:: Entries taken from a collection ::
.....
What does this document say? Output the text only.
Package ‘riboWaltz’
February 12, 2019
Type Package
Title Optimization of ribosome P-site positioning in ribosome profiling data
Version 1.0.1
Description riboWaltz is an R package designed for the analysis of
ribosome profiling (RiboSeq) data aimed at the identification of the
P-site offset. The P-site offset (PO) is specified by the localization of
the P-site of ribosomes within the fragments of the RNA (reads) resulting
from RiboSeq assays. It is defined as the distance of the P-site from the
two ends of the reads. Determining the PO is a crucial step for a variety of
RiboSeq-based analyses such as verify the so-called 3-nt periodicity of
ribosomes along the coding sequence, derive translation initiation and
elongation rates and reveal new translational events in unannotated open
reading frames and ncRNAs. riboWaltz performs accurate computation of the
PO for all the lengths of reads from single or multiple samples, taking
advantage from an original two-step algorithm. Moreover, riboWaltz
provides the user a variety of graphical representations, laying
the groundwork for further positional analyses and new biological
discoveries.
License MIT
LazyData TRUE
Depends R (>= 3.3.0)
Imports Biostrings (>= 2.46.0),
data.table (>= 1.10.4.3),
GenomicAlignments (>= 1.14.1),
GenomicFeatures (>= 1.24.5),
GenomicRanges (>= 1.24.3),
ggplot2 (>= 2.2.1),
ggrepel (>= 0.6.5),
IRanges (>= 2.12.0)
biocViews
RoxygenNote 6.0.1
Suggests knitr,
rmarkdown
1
.....
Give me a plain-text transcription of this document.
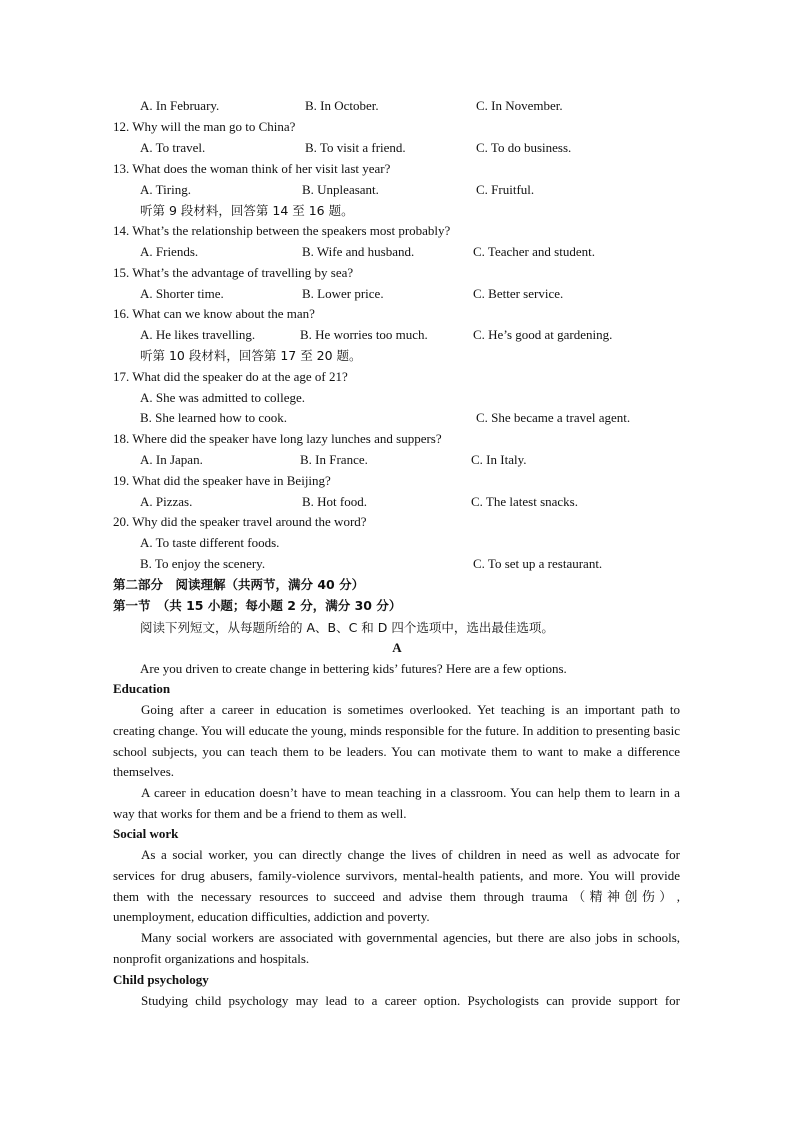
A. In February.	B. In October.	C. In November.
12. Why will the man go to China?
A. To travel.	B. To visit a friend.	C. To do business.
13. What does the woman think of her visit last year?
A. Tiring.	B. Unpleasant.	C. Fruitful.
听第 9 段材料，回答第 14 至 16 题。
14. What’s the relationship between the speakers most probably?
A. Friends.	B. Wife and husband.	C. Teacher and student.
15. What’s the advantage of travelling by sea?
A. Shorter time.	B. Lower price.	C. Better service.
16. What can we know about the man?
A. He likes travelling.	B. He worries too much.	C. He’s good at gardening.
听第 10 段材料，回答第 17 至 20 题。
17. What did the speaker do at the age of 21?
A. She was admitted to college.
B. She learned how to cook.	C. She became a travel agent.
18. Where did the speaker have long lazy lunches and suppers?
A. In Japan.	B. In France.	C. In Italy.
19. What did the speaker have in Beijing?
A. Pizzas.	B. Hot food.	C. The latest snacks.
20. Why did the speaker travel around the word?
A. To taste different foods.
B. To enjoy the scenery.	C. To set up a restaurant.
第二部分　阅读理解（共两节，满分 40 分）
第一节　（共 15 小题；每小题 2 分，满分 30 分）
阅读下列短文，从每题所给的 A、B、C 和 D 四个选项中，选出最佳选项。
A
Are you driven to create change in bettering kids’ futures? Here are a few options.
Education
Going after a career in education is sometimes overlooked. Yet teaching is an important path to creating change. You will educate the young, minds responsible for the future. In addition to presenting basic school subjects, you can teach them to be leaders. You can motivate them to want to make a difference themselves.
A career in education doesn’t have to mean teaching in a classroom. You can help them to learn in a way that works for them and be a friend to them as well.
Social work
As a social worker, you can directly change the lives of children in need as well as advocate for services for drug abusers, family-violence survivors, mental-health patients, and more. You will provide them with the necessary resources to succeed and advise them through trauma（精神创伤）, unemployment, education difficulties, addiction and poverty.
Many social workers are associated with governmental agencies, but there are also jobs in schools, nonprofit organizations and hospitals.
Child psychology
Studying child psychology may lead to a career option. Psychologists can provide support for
.....
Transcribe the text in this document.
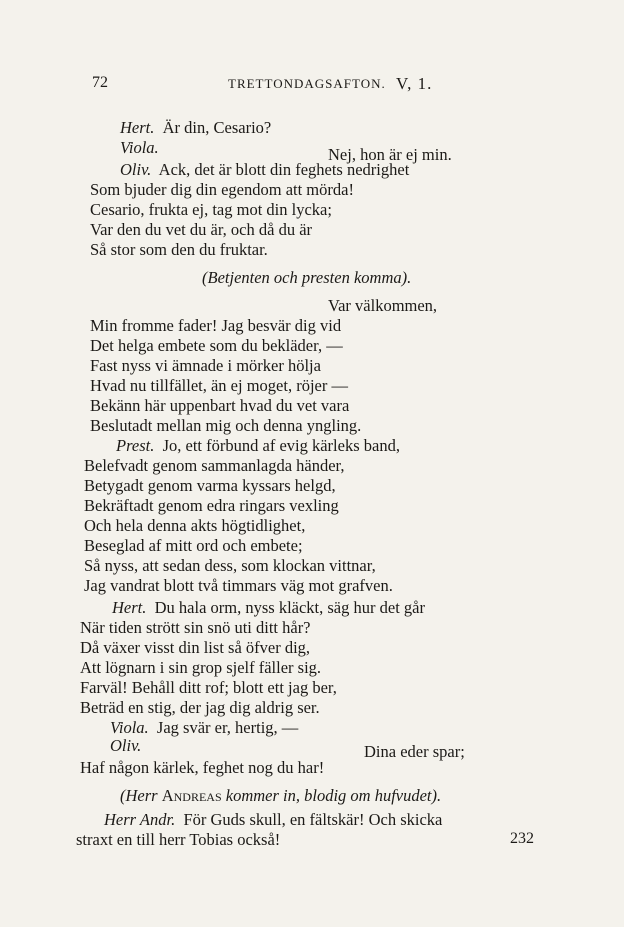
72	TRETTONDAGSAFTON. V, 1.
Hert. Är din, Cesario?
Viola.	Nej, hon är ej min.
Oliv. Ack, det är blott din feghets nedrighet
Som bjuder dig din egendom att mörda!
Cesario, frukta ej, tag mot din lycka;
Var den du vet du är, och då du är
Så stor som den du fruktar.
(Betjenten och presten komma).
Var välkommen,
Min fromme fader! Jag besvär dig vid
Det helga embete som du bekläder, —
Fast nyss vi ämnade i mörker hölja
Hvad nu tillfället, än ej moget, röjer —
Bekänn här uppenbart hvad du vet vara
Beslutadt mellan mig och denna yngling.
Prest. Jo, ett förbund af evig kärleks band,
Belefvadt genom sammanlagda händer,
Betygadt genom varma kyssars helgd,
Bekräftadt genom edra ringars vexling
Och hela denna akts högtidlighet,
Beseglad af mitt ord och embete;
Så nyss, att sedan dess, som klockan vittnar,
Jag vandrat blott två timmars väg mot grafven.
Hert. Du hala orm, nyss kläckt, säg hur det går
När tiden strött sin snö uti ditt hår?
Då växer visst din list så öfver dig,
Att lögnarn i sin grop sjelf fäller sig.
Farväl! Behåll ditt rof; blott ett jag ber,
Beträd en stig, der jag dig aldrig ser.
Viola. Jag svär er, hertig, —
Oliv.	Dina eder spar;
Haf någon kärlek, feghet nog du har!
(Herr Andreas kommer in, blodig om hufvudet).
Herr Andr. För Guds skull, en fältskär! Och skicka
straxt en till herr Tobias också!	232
.....
:: What needs to be done ::
Copy out each line of the records where the string "this" appears.

:: Finished exercise ::
What does this document say? Output the text only.
Give me a plain-text transcription of this document.
Transcribe the text in this document.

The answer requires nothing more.